** start of Records shown **

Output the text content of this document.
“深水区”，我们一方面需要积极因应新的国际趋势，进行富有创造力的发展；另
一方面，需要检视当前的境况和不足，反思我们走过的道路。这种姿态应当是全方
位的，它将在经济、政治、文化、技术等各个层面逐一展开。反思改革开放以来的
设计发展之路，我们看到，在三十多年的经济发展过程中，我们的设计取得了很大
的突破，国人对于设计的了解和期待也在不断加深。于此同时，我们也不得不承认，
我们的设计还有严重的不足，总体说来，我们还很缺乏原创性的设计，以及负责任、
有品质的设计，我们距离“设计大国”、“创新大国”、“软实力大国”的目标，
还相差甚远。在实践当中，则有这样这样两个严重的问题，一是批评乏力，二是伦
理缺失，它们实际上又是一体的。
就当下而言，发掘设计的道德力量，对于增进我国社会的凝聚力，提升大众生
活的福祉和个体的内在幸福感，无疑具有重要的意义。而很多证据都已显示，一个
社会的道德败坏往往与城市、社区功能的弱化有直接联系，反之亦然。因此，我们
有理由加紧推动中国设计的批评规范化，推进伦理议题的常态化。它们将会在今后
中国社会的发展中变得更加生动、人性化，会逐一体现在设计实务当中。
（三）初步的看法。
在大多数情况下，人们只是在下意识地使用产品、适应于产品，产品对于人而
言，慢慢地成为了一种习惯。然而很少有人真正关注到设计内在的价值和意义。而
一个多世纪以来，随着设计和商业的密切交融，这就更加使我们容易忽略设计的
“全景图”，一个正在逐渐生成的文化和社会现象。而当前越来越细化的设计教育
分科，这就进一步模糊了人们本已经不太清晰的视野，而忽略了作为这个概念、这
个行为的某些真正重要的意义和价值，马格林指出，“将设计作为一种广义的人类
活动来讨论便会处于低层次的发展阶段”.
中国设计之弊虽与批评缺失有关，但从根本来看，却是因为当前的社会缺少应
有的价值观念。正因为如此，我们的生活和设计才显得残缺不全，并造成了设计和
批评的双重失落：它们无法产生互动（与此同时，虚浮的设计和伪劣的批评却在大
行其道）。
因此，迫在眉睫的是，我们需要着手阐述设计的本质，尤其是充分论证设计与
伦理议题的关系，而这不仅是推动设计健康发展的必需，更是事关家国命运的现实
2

** end of Records shown **

*What you have to do:*
Output the full listing exactly as it stands.

*Result:*
Output the text content of this document.
“深水区”，我们一方面需要积极因应新的国际趋势，进行富有创造力的发展；另
一方面，需要检视当前的境况和不足，反思我们走过的道路。这种姿态应当是全方
位的，它将在经济、政治、文化、技术等各个层面逐一展开。反思改革开放以来的
设计发展之路，我们看到，在三十多年的经济发展过程中，我们的设计取得了很大
的突破，国人对于设计的了解和期待也在不断加深。于此同时，我们也不得不承认，
我们的设计还有严重的不足，总体说来，我们还很缺乏原创性的设计，以及负责任、
有品质的设计，我们距离“设计大国”、“创新大国”、“软实力大国”的目标，
还相差甚远。在实践当中，则有这样这样两个严重的问题，一是批评乏力，二是伦
理缺失，它们实际上又是一体的。
就当下而言，发掘设计的道德力量，对于增进我国社会的凝聚力，提升大众生
活的福祉和个体的内在幸福感，无疑具有重要的意义。而很多证据都已显示，一个
社会的道德败坏往往与城市、社区功能的弱化有直接联系，反之亦然。因此，我们
有理由加紧推动中国设计的批评规范化，推进伦理议题的常态化。它们将会在今后
中国社会的发展中变得更加生动、人性化，会逐一体现在设计实务当中。
（三）初步的看法。
在大多数情况下，人们只是在下意识地使用产品、适应于产品，产品对于人而
言，慢慢地成为了一种习惯。然而很少有人真正关注到设计内在的价值和意义。而
一个多世纪以来，随着设计和商业的密切交融，这就更加使我们容易忽略设计的
“全景图”，一个正在逐渐生成的文化和社会现象。而当前越来越细化的设计教育
分科，这就进一步模糊了人们本已经不太清晰的视野，而忽略了作为这个概念、这
个行为的某些真正重要的意义和价值，马格林指出，“将设计作为一种广义的人类
活动来讨论便会处于低层次的发展阶段”.
中国设计之弊虽与批评缺失有关，但从根本来看，却是因为当前的社会缺少应
有的价值观念。正因为如此，我们的生活和设计才显得残缺不全，并造成了设计和
批评的双重失落：它们无法产生互动（与此同时，虚浮的设计和伪劣的批评却在大
行其道）。
因此，迫在眉睫的是，我们需要着手阐述设计的本质，尤其是充分论证设计与
伦理议题的关系，而这不仅是推动设计健康发展的必需，更是事关家国命运的现实
2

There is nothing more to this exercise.